→ **Problem**: The answer is a single number: how many lines hold the string "кожи".

→ **Input**:
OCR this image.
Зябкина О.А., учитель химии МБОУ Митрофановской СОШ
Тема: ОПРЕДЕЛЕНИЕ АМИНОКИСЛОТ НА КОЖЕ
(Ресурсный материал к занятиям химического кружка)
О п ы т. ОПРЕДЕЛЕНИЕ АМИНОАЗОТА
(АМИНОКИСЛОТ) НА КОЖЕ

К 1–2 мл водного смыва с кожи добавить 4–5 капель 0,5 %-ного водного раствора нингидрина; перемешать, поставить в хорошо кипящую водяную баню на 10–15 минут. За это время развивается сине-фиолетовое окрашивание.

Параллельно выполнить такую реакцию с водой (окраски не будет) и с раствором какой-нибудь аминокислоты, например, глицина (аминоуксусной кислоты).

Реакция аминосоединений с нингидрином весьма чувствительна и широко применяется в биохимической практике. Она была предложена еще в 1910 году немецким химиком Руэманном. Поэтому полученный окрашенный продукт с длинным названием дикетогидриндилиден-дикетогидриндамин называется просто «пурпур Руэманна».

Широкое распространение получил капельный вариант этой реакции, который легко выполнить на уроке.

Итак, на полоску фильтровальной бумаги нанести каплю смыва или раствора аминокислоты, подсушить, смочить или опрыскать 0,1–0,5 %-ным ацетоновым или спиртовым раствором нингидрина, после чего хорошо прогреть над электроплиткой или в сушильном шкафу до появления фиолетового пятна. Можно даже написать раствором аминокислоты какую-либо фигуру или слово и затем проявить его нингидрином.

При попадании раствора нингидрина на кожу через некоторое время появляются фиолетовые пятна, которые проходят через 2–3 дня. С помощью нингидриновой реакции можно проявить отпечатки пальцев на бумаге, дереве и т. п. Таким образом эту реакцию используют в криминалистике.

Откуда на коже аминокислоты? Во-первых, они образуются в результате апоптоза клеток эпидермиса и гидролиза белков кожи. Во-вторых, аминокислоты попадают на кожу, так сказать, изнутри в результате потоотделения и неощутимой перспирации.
--
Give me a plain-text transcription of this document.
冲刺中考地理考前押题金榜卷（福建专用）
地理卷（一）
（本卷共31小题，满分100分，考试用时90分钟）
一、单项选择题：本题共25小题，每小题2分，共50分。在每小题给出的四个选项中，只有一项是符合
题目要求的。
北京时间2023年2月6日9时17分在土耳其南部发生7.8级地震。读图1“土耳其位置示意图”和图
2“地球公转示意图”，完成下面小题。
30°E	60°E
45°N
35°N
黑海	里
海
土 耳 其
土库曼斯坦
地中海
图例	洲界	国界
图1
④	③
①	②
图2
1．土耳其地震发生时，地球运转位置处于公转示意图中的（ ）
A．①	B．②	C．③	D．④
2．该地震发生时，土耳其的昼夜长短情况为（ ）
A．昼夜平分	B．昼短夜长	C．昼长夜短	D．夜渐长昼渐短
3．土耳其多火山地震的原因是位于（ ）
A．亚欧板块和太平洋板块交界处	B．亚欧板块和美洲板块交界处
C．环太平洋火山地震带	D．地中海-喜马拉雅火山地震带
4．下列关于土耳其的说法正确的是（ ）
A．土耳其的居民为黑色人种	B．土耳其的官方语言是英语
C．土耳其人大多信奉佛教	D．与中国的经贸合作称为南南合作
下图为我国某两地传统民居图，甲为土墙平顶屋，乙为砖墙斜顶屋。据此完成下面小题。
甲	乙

→ **Exercise result**: 2